→ **BRIEF**: Every entry should be repeated exactly. Omit the pictures.

----- PROVIDED DATA

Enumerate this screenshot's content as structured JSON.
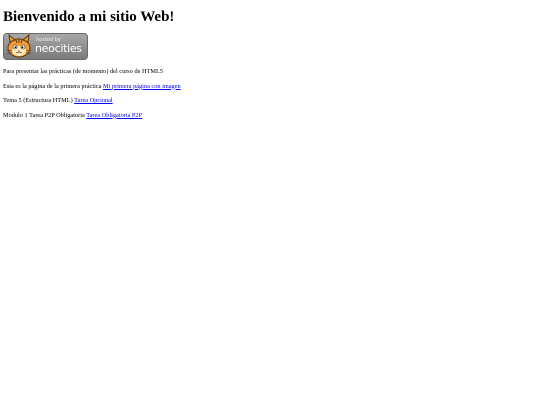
{
  "heading": "Bienvenido a mi sitio Web!",
  "badge": {
    "hosted_by": "hosted by",
    "brand": "neocities",
    "icon": "neocities-cat-icon"
  },
  "lines": [
    {
      "text": "Para presentar las prácticas (de momento) del curso de HTML5",
      "link": ""
    },
    {
      "text": "Esta es la página de la primera práctica ",
      "link": "Mi primera página con imagen"
    },
    {
      "text": "Tema 5 (Estructura HTML) ",
      "link": "Tarea Opcional"
    },
    {
      "text": "Modulo 1 Tarea P2P Obligatoria ",
      "link": "Tarea Obligatoria P2P"
    }
  ],
  "colors": {
    "link": "#0000ee",
    "text": "#000000",
    "background": "#ffffff",
    "badge": "#8a8a8a",
    "cat": "#f29b38"
  }
}
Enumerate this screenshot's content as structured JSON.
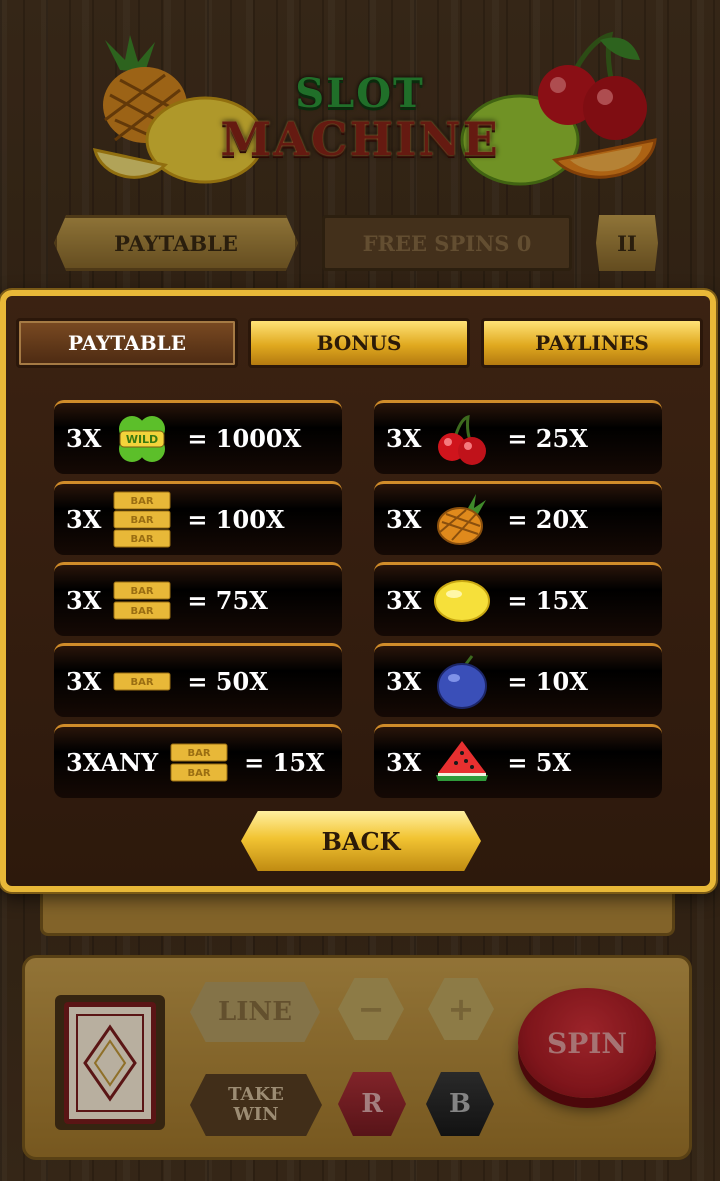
{
  "logo": {
    "line1": "SLOT",
    "line2": "MACHINE"
  },
  "top_bar": {
    "paytable_label": "PAYTABLE",
    "free_spins_label": "FREE SPINS 0",
    "pause_label": "II"
  },
  "tabs": {
    "paytable": "PAYTABLE",
    "bonus": "BONUS",
    "paylines": "PAYLINES"
  },
  "paytable": {
    "left": [
      {
        "mult": "3X",
        "icon": "wild-clover-icon",
        "payout": "= 1000X"
      },
      {
        "mult": "3X",
        "icon": "triple-bar-icon",
        "payout": "= 100X"
      },
      {
        "mult": "3X",
        "icon": "double-bar-icon",
        "payout": "= 75X"
      },
      {
        "mult": "3X",
        "icon": "single-bar-icon",
        "payout": "= 50X"
      },
      {
        "mult": "3XANY",
        "icon": "any-bar-icon",
        "payout": "= 15X"
      }
    ],
    "right": [
      {
        "mult": "3X",
        "icon": "cherry-icon",
        "payout": "= 25X"
      },
      {
        "mult": "3X",
        "icon": "pineapple-icon",
        "payout": "= 20X"
      },
      {
        "mult": "3X",
        "icon": "lemon-icon",
        "payout": "= 15X"
      },
      {
        "mult": "3X",
        "icon": "plum-icon",
        "payout": "= 10X"
      },
      {
        "mult": "3X",
        "icon": "watermelon-icon",
        "payout": "= 5X"
      }
    ],
    "wild_text": "WILD",
    "bar_text": "BAR"
  },
  "back_label": "BACK",
  "controls": {
    "line_label": "LINE",
    "minus_label": "−",
    "plus_label": "+",
    "take_win_line1": "TAKE",
    "take_win_line2": "WIN",
    "red_label": "R",
    "black_label": "B",
    "spin_label": "SPIN"
  },
  "colors": {
    "gold": "#e8b838",
    "panel": "#2d190c",
    "spin_red": "#b01e26"
  }
}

----------

→ **ANSWER FOR THE TASK**:
Enumerate this screenshot's content as structured JSON.
{
  "heading": "Bienvenido a mi sitio Web!",
  "badge": {
    "hosted_by": "hosted by",
    "brand": "neocities",
    "icon": "neocities-cat-icon"
  },
  "lines": [
    {
      "text": "Para presentar las prácticas (de momento) del curso de HTML5",
      "link": ""
    },
    {
      "text": "Esta es la página de la primera práctica ",
      "link": "Mi primera página con imagen"
    },
    {
      "text": "Tema 5 (Estructura HTML) ",
      "link": "Tarea Opcional"
    },
    {
      "text": "Modulo 1 Tarea P2P Obligatoria ",
      "link": "Tarea Obligatoria P2P"
    }
  ],
  "colors": {
    "link": "#0000ee",
    "text": "#000000",
    "background": "#ffffff",
    "badge": "#8a8a8a",
    "cat": "#f29b38"
  }
}
Enumerate this screenshot's content as structured JSON.
{
  "logo": {
    "line1": "SLOT",
    "line2": "MACHINE"
  },
  "top_bar": {
    "paytable_label": "PAYTABLE",
    "free_spins_label": "FREE SPINS 0",
    "pause_label": "II"
  },
  "tabs": {
    "paytable": "PAYTABLE",
    "bonus": "BONUS",
    "paylines": "PAYLINES"
  },
  "paytable": {
    "left": [
      {
        "mult": "3X",
        "icon": "wild-clover-icon",
        "payout": "= 1000X"
      },
      {
        "mult": "3X",
        "icon": "triple-bar-icon",
        "payout": "= 100X"
      },
      {
        "mult": "3X",
        "icon": "double-bar-icon",
        "payout": "= 75X"
      },
      {
        "mult": "3X",
        "icon": "single-bar-icon",
        "payout": "= 50X"
      },
      {
        "mult": "3XANY",
        "icon": "any-bar-icon",
        "payout": "= 15X"
      }
    ],
    "right": [
      {
        "mult": "3X",
        "icon": "cherry-icon",
        "payout": "= 25X"
      },
      {
        "mult": "3X",
        "icon": "pineapple-icon",
        "payout": "= 20X"
      },
      {
        "mult": "3X",
        "icon": "lemon-icon",
        "payout": "= 15X"
      },
      {
        "mult": "3X",
        "icon": "plum-icon",
        "payout": "= 10X"
      },
      {
        "mult": "3X",
        "icon": "watermelon-icon",
        "payout": "= 5X"
      }
    ],
    "wild_text": "WILD",
    "bar_text": "BAR"
  },
  "back_label": "BACK",
  "controls": {
    "line_label": "LINE",
    "minus_label": "−",
    "plus_label": "+",
    "take_win_line1": "TAKE",
    "take_win_line2": "WIN",
    "red_label": "R",
    "black_label": "B",
    "spin_label": "SPIN"
  },
  "colors": {
    "gold": "#e8b838",
    "panel": "#2d190c",
    "spin_red": "#b01e26"
  }
}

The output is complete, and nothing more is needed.